TASK> Take each line containing the word "this" and copy it.

::: DATASET CONTENT :::

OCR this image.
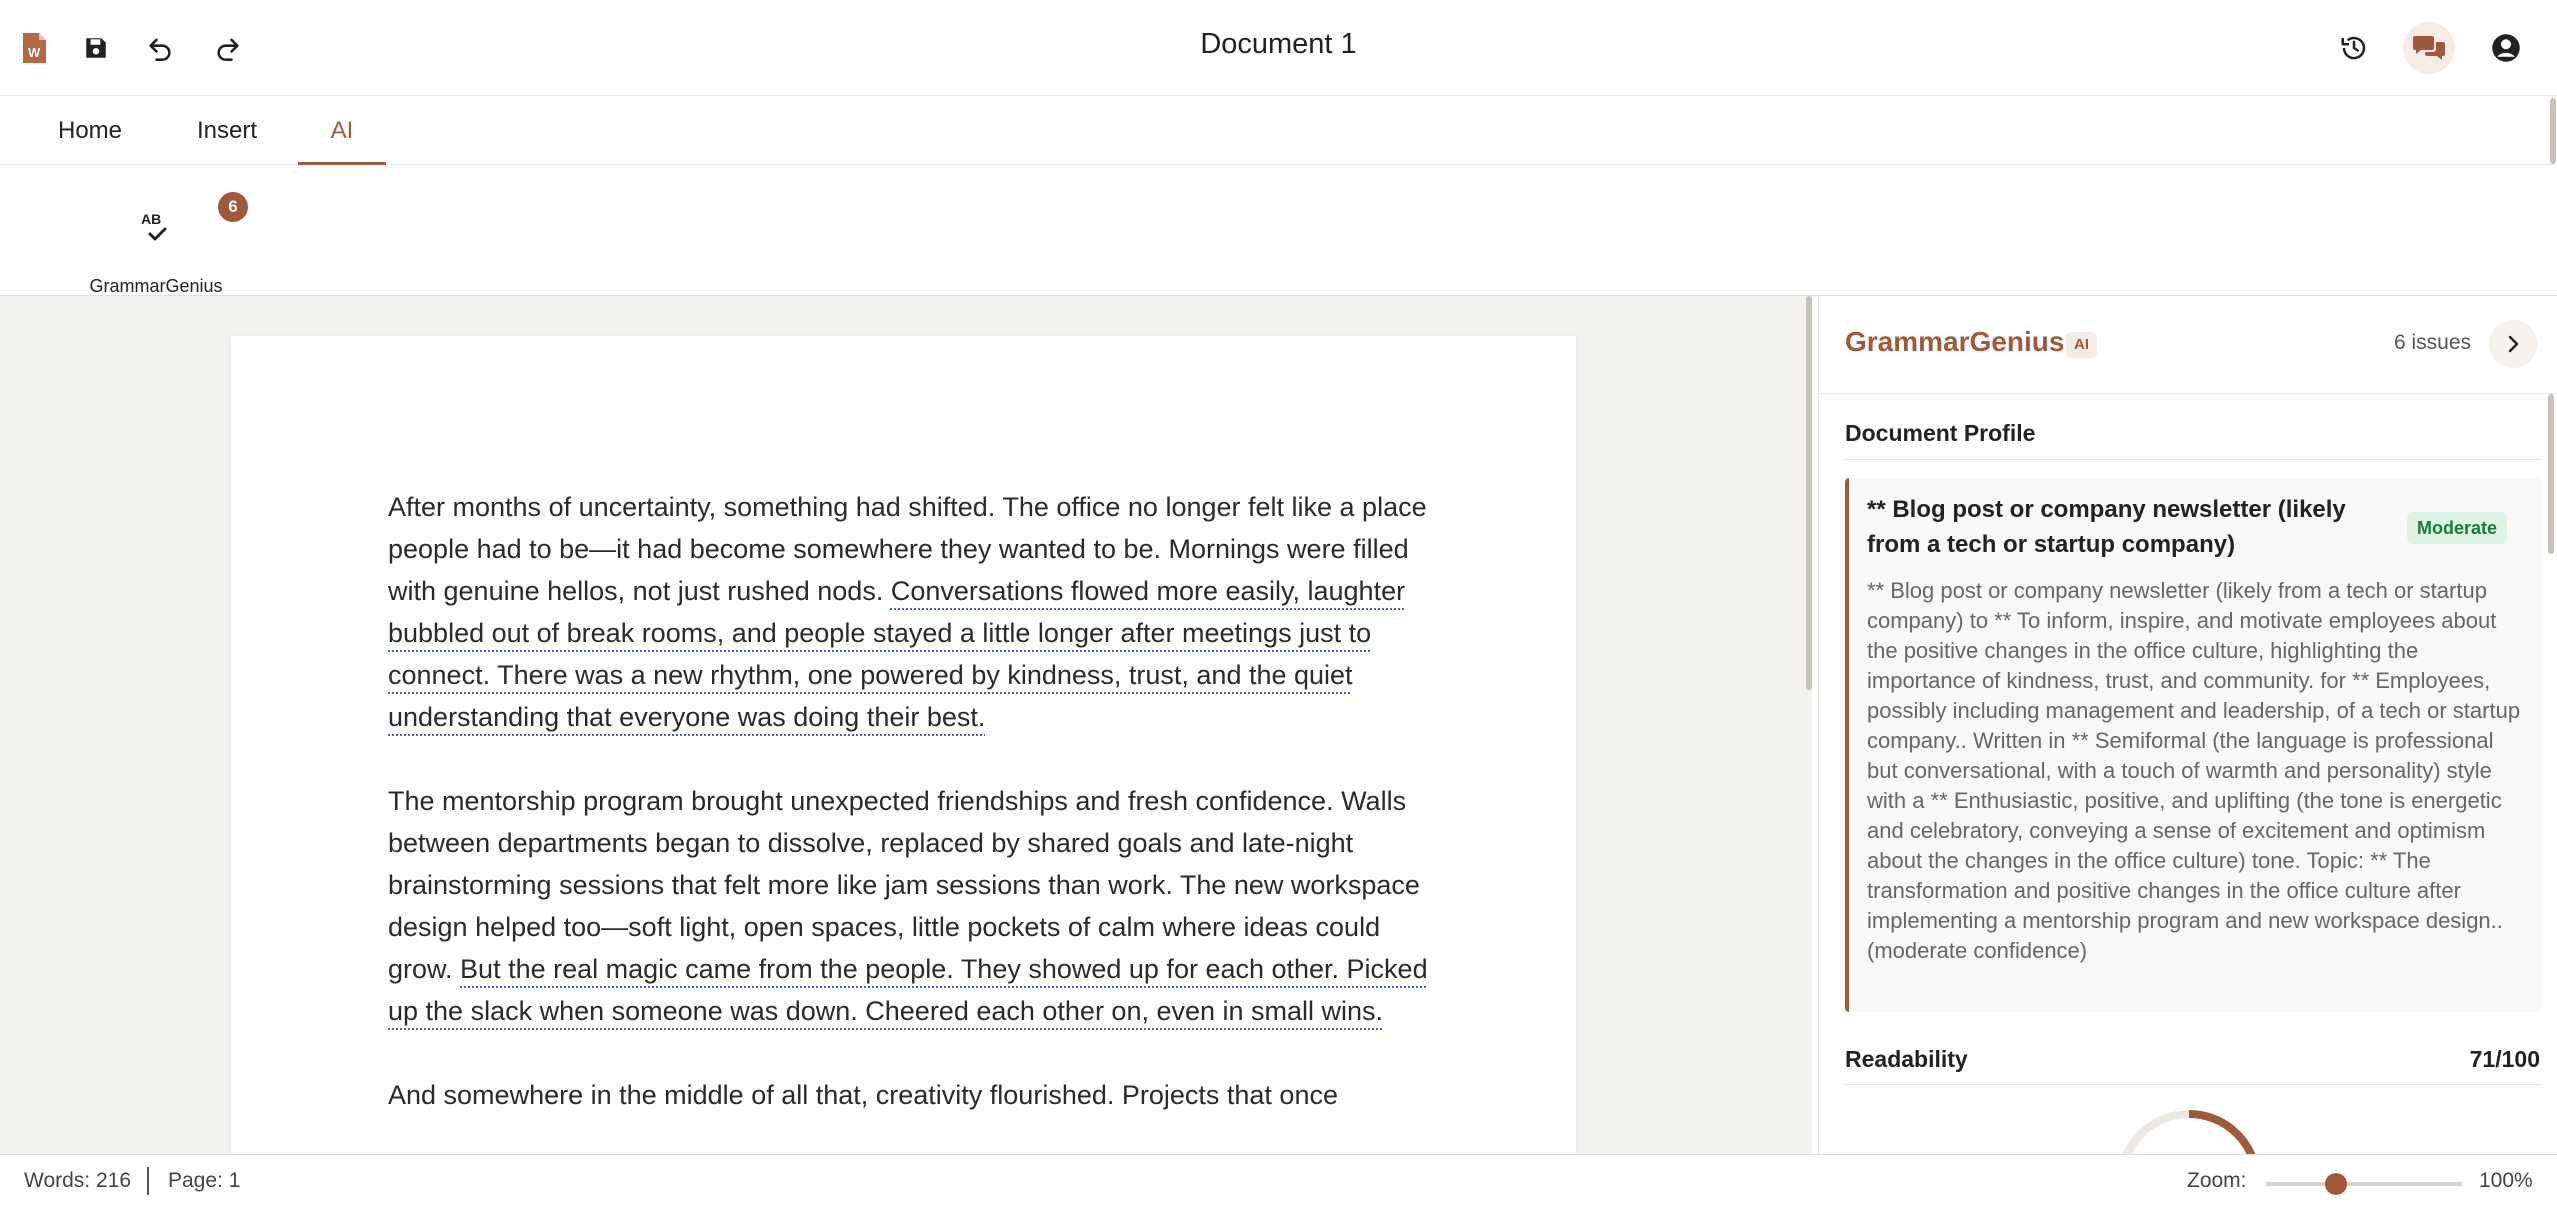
W	Document 1
Home	Insert	AI
AB
GrammarGenius
6

After months of uncertainty, something had shifted. The office no longer felt like a place people had to be—it had become somewhere they wanted to be. Mornings were filled with genuine hellos, not just rushed nods. Conversations flowed more easily, laughter bubbled out of break rooms, and people stayed a little longer after meetings just to connect. There was a new rhythm, one powered by kindness, trust, and the quiet understanding that everyone was doing their best.

The mentorship program brought unexpected friendships and fresh confidence. Walls between departments began to dissolve, replaced by shared goals and late-night brainstorming sessions that felt more like jam sessions than work. The new workspace design helped too—soft light, open spaces, little pockets of calm where ideas could grow. But the real magic came from the people. They showed up for each other. Picked up the slack when someone was down. Cheered each other on, even in small wins.

And somewhere in the middle of all that, creativity flourished. Projects that once

GrammarGenius AI	6 issues
Document Profile
** Blog post or company newsletter (likely from a tech or startup company)
Moderate
** Blog post or company newsletter (likely from a tech or startup company) to ** To inform, inspire, and motivate employees about the positive changes in the office culture, highlighting the importance of kindness, trust, and community. for ** Employees, possibly including management and leadership, of a tech or startup company.. Written in ** Semiformal (the language is professional but conversational, with a touch of warmth and personality) style with a ** Enthusiastic, positive, and uplifting (the tone is energetic and celebratory, conveying a sense of excitement and optimism about the changes in the office culture) tone. Topic: ** The transformation and positive changes in the office culture after implementing a mentorship program and new workspace design.. (moderate confidence)
Readability	71/100
Words: 216 Page: 1	Zoom:	100%
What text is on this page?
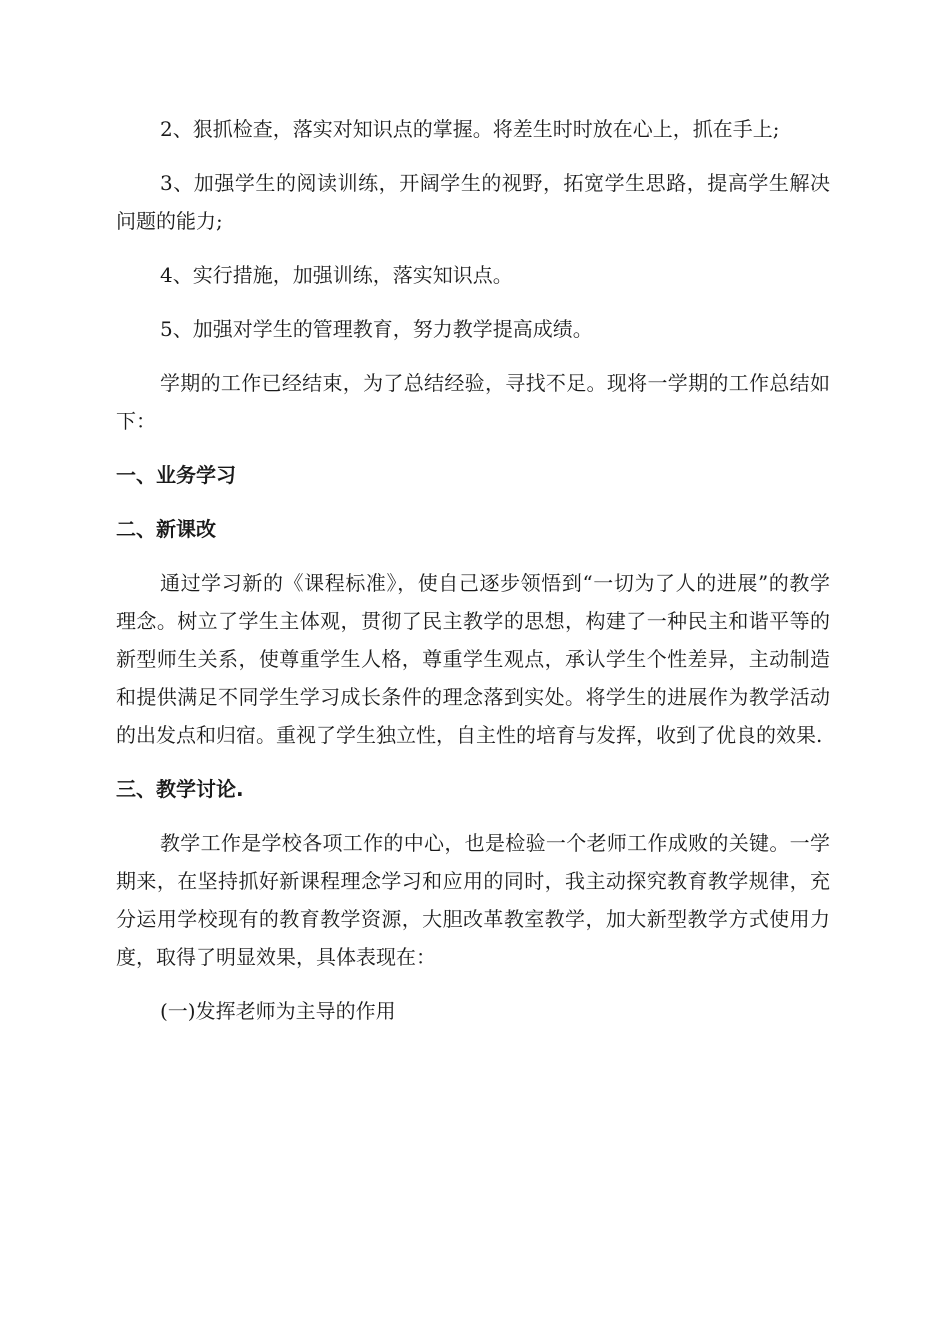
2、狠抓检查，落实对知识点的掌握。将差生时时放在心上，抓在手上;

3、加强学生的阅读训练，开阔学生的视野，拓宽学生思路，提高学生解决问题的能力;

4、实行措施，加强训练，落实知识点。

5、加强对学生的管理教育，努力教学提高成绩。

学期的工作已经结束，为了总结经验，寻找不足。现将一学期的工作总结如下：

一、业务学习

二、新课改

通过学习新的《课程标准》，使自己逐步领悟到“一切为了人的进展”的教学理念。树立了学生主体观，贯彻了民主教学的思想，构建了一种民主和谐平等的新型师生关系，使尊重学生人格，尊重学生观点，承认学生个性差异，主动制造和提供满足不同学生学习成长条件的理念落到实处。将学生的进展作为教学活动的出发点和归宿。重视了学生独立性，自主性的培育与发挥，收到了优良的效果.

三、教学讨论.

教学工作是学校各项工作的中心，也是检验一个老师工作成败的关键。一学期来，在坚持抓好新课程理念学习和应用的同时，我主动探究教育教学规律，充分运用学校现有的教育教学资源，大胆改革教室教学，加大新型教学方式使用力度，取得了明显效果，具体表现在：

(一)发挥老师为主导的作用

:::

EXERCISE RESULT>
OCR this image.
What text is on this page?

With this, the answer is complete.